GOAL OF THE EXERCISE -> Return the count of lines that mention "Loading", with no other words.

ENTRIES PROVIDED ->
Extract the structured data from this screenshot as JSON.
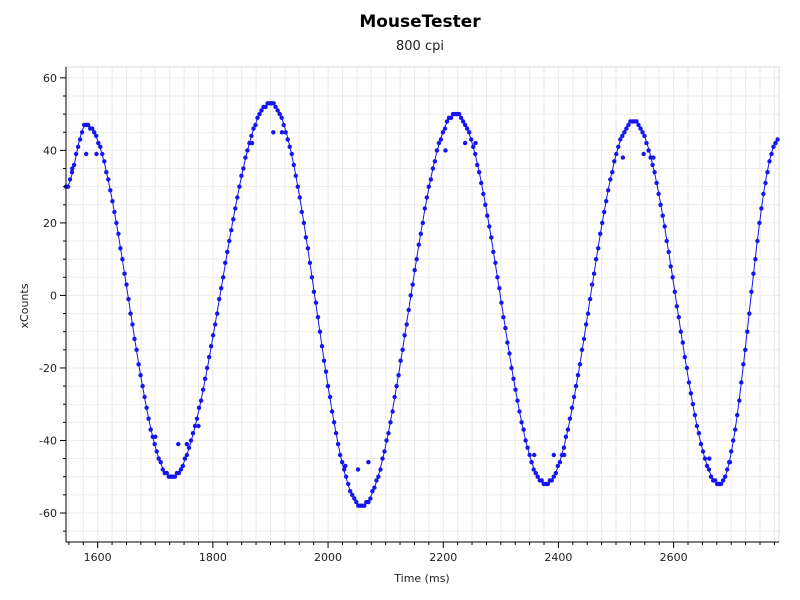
{
  "chart_data": {
    "type": "scatter",
    "title": "MouseTester",
    "subtitle": "800 cpi",
    "xlabel": "Time (ms)",
    "ylabel": "xCounts",
    "xlim": [
      1545,
      2783
    ],
    "ylim": [
      -68,
      63
    ],
    "x_ticks": [
      1600,
      1800,
      2000,
      2200,
      2400,
      2600
    ],
    "y_ticks": [
      -60,
      -40,
      -20,
      0,
      20,
      40,
      60
    ],
    "grid": true,
    "legend": "none",
    "colors": {
      "points": "#1515f0",
      "line": "#1515f0",
      "grid": "#ebebeb",
      "axis": "#000000"
    },
    "extrema": [
      {
        "t": 1545,
        "v": 30
      },
      {
        "t": 1580,
        "v": 47
      },
      {
        "t": 1728,
        "v": -50
      },
      {
        "t": 1900,
        "v": 53
      },
      {
        "t": 2058,
        "v": -58
      },
      {
        "t": 2222,
        "v": 50
      },
      {
        "t": 2378,
        "v": -52
      },
      {
        "t": 2530,
        "v": 48
      },
      {
        "t": 2680,
        "v": -52
      },
      {
        "t": 2783,
        "v": 43
      }
    ],
    "outliers": [
      {
        "x": 1556,
        "y": 35
      },
      {
        "x": 1580,
        "y": 39
      },
      {
        "x": 1598,
        "y": 39
      },
      {
        "x": 1700,
        "y": -39
      },
      {
        "x": 1740,
        "y": -41
      },
      {
        "x": 1755,
        "y": -41
      },
      {
        "x": 1775,
        "y": -36
      },
      {
        "x": 1868,
        "y": 42
      },
      {
        "x": 1905,
        "y": 45
      },
      {
        "x": 1920,
        "y": 45
      },
      {
        "x": 2030,
        "y": -47
      },
      {
        "x": 2052,
        "y": -48
      },
      {
        "x": 2070,
        "y": -46
      },
      {
        "x": 2204,
        "y": 40
      },
      {
        "x": 2238,
        "y": 42
      },
      {
        "x": 2256,
        "y": 42
      },
      {
        "x": 2358,
        "y": -44
      },
      {
        "x": 2392,
        "y": -44
      },
      {
        "x": 2410,
        "y": -44
      },
      {
        "x": 2512,
        "y": 38
      },
      {
        "x": 2548,
        "y": 39
      },
      {
        "x": 2565,
        "y": 38
      },
      {
        "x": 2662,
        "y": -45
      },
      {
        "x": 2698,
        "y": -46
      }
    ],
    "sample_step_ms": 3.5
  }
}
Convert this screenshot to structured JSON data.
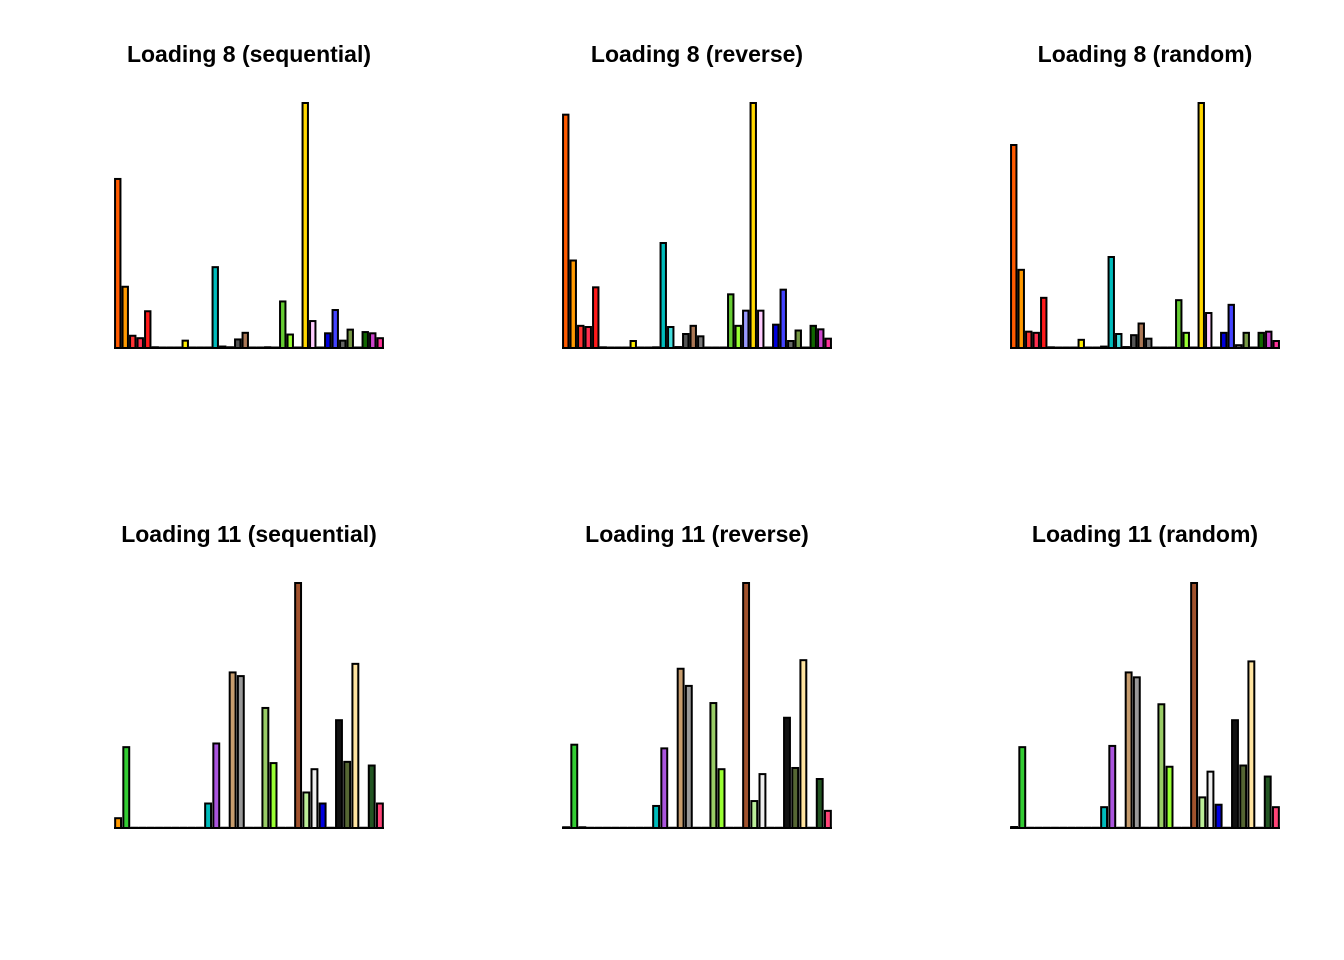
{
  "colors": {
    "bar_outline": "#000000",
    "background": "#ffffff",
    "palette_8": [
      "#ff5a00",
      "#ff9900",
      "#ff3333",
      "#ff2f4f",
      "#ff1a1a",
      "#666666",
      "#777777",
      "#888888",
      "#999999",
      "#ffee00",
      "#aaaaaa",
      "#bbbbbb",
      "#cccccc",
      "#00bbbb",
      "#44dddd",
      "#bbeeff",
      "#555555",
      "#aa7755",
      "#777777",
      "#bb9988",
      "#9933dd",
      "#aaaaaa",
      "#66cc33",
      "#99ff33",
      "#9999ff",
      "#ffd700",
      "#ffccff",
      "#dddddd",
      "#0000dd",
      "#4444ff",
      "#666666",
      "#779944",
      "#888888",
      "#116600",
      "#cc44cc",
      "#ff3399"
    ],
    "palette_11": [
      "#ff9900",
      "#33cc33",
      "#999999",
      "#777777",
      "#666666",
      "#888888",
      "#aaaaaa",
      "#bbbbbb",
      "#cccccc",
      "#dddddd",
      "#777777",
      "#00bbbb",
      "#aa55dd",
      "#999999",
      "#c69c6d",
      "#999999",
      "#3d1a00",
      "#999999",
      "#99cc66",
      "#99ff33",
      "#999999",
      "#999999",
      "#a0522d",
      "#bbee99",
      "#eeeeee",
      "#0000dd",
      "#999999",
      "#111111",
      "#556633",
      "#ffe4a0",
      "#999999",
      "#225522",
      "#ff4477"
    ]
  },
  "chart_data": [
    {
      "type": "bar",
      "title": "Loading 8 (sequential)",
      "values": [
        0.69,
        0.25,
        0.05,
        0.04,
        0.15,
        0.003,
        0.002,
        0.002,
        0.002,
        0.03,
        0.002,
        0.002,
        0.002,
        0.33,
        0.006,
        0.003,
        0.035,
        0.062,
        0.002,
        0.002,
        0.003,
        0.002,
        0.19,
        0.055,
        0.002,
        1.0,
        0.11,
        0.002,
        0.06,
        0.155,
        0.03,
        0.075,
        0.002,
        0.065,
        0.06,
        0.04
      ],
      "ylim": [
        0,
        1.0
      ]
    },
    {
      "type": "bar",
      "title": "Loading 8 (reverse)",
      "values": [
        1.0,
        0.375,
        0.095,
        0.09,
        0.26,
        0.003,
        0.002,
        0.002,
        0.002,
        0.03,
        0.002,
        0.002,
        0.003,
        0.45,
        0.09,
        0.004,
        0.06,
        0.095,
        0.05,
        0.002,
        0.002,
        0.002,
        0.23,
        0.095,
        0.16,
        1.05,
        0.16,
        0.002,
        0.1,
        0.25,
        0.03,
        0.075,
        0.002,
        0.095,
        0.08,
        0.04
      ],
      "ylim": [
        0,
        1.05
      ]
    },
    {
      "type": "bar",
      "title": "Loading 8 (random)",
      "values": [
        0.87,
        0.335,
        0.07,
        0.065,
        0.215,
        0.003,
        0.002,
        0.002,
        0.002,
        0.035,
        0.002,
        0.002,
        0.006,
        0.39,
        0.06,
        0.004,
        0.055,
        0.105,
        0.04,
        0.002,
        0.002,
        0.002,
        0.205,
        0.065,
        0.002,
        1.05,
        0.15,
        0.002,
        0.065,
        0.185,
        0.012,
        0.065,
        0.002,
        0.065,
        0.07,
        0.03
      ],
      "ylim": [
        0,
        1.05
      ]
    },
    {
      "type": "bar",
      "title": "Loading 11 (sequential)",
      "values": [
        0.04,
        0.33,
        0.001,
        0.001,
        0.001,
        0.001,
        0.001,
        0.001,
        0.001,
        0.001,
        0.001,
        0.1,
        0.345,
        0.001,
        0.635,
        0.62,
        0.001,
        0.001,
        0.49,
        0.265,
        0.001,
        0.001,
        1.0,
        0.145,
        0.24,
        0.1,
        0.001,
        0.44,
        0.27,
        0.67,
        0.001,
        0.255,
        0.1
      ],
      "ylim": [
        0,
        1.0
      ]
    },
    {
      "type": "bar",
      "title": "Loading 11 (reverse)",
      "values": [
        0.003,
        0.34,
        0.003,
        0.001,
        0.001,
        0.001,
        0.001,
        0.001,
        0.001,
        0.001,
        0.001,
        0.09,
        0.325,
        0.001,
        0.65,
        0.58,
        0.001,
        0.001,
        0.51,
        0.24,
        0.001,
        0.001,
        1.0,
        0.11,
        0.22,
        0.001,
        0.001,
        0.45,
        0.245,
        0.685,
        0.001,
        0.2,
        0.07
      ],
      "ylim": [
        0,
        1.0
      ]
    },
    {
      "type": "bar",
      "title": "Loading 11 (random)",
      "values": [
        0.004,
        0.33,
        0.001,
        0.001,
        0.001,
        0.001,
        0.001,
        0.001,
        0.001,
        0.001,
        0.001,
        0.085,
        0.335,
        0.001,
        0.635,
        0.615,
        0.001,
        0.001,
        0.505,
        0.25,
        0.001,
        0.001,
        1.0,
        0.125,
        0.23,
        0.095,
        0.001,
        0.44,
        0.255,
        0.68,
        0.001,
        0.21,
        0.085
      ],
      "ylim": [
        0,
        1.0
      ]
    }
  ]
}
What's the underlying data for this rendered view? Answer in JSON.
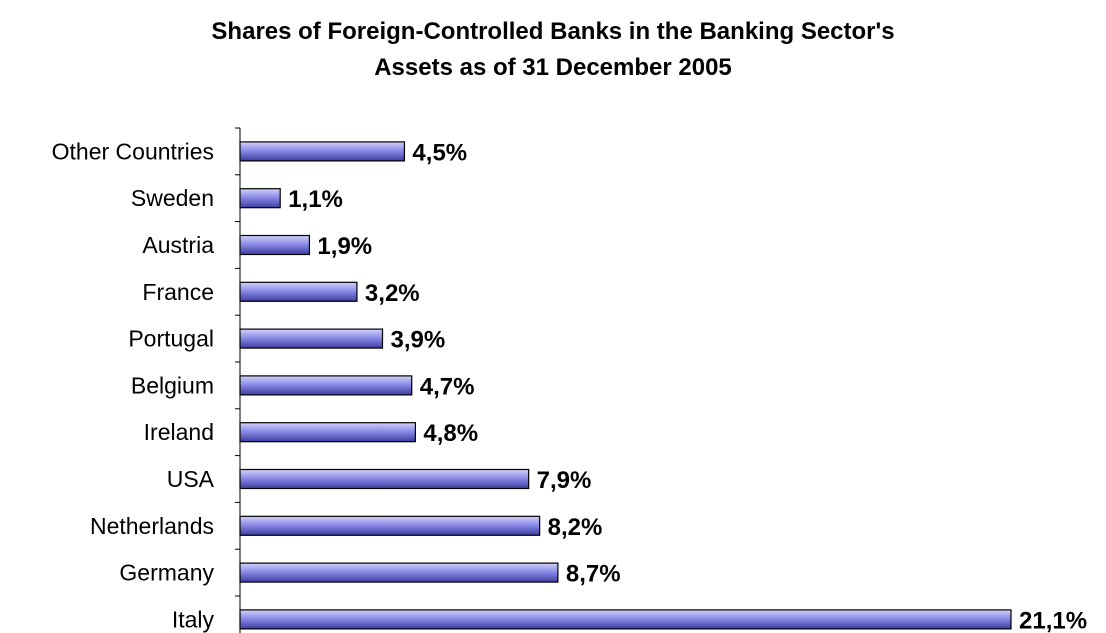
{
  "chart_data": {
    "type": "bar",
    "orientation": "horizontal",
    "title_lines": [
      "Shares of Foreign-Controlled Banks in the Banking Sector's",
      "Assets as of 31 December 2005"
    ],
    "categories": [
      "Other Countries",
      "Sweden",
      "Austria",
      "France",
      "Portugal",
      "Belgium",
      "Ireland",
      "USA",
      "Netherlands",
      "Germany",
      "Italy"
    ],
    "values": [
      4.5,
      1.1,
      1.9,
      3.2,
      3.9,
      4.7,
      4.8,
      7.9,
      8.2,
      8.7,
      21.1
    ],
    "value_labels": [
      "4,5%",
      "1,1%",
      "1,9%",
      "3,2%",
      "3,9%",
      "4,7%",
      "4,8%",
      "7,9%",
      "8,2%",
      "8,7%",
      "21,1%"
    ],
    "xlabel": "",
    "ylabel": "",
    "xlim": [
      0,
      21.1
    ],
    "grid": false,
    "legend": "none",
    "bar_color": "#8080e6"
  }
}
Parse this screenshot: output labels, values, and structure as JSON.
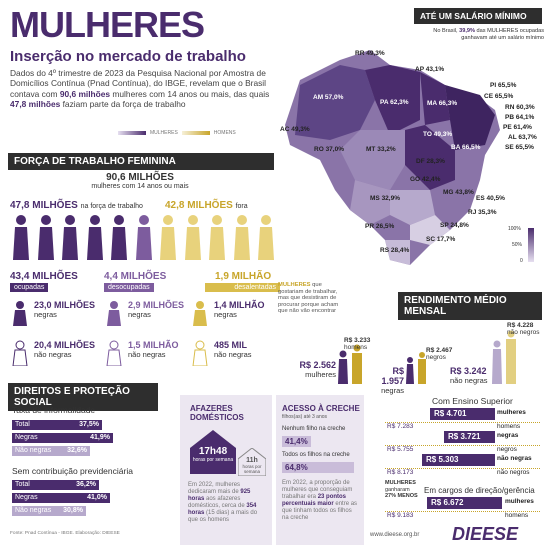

WRITTEN ANSWER -> 6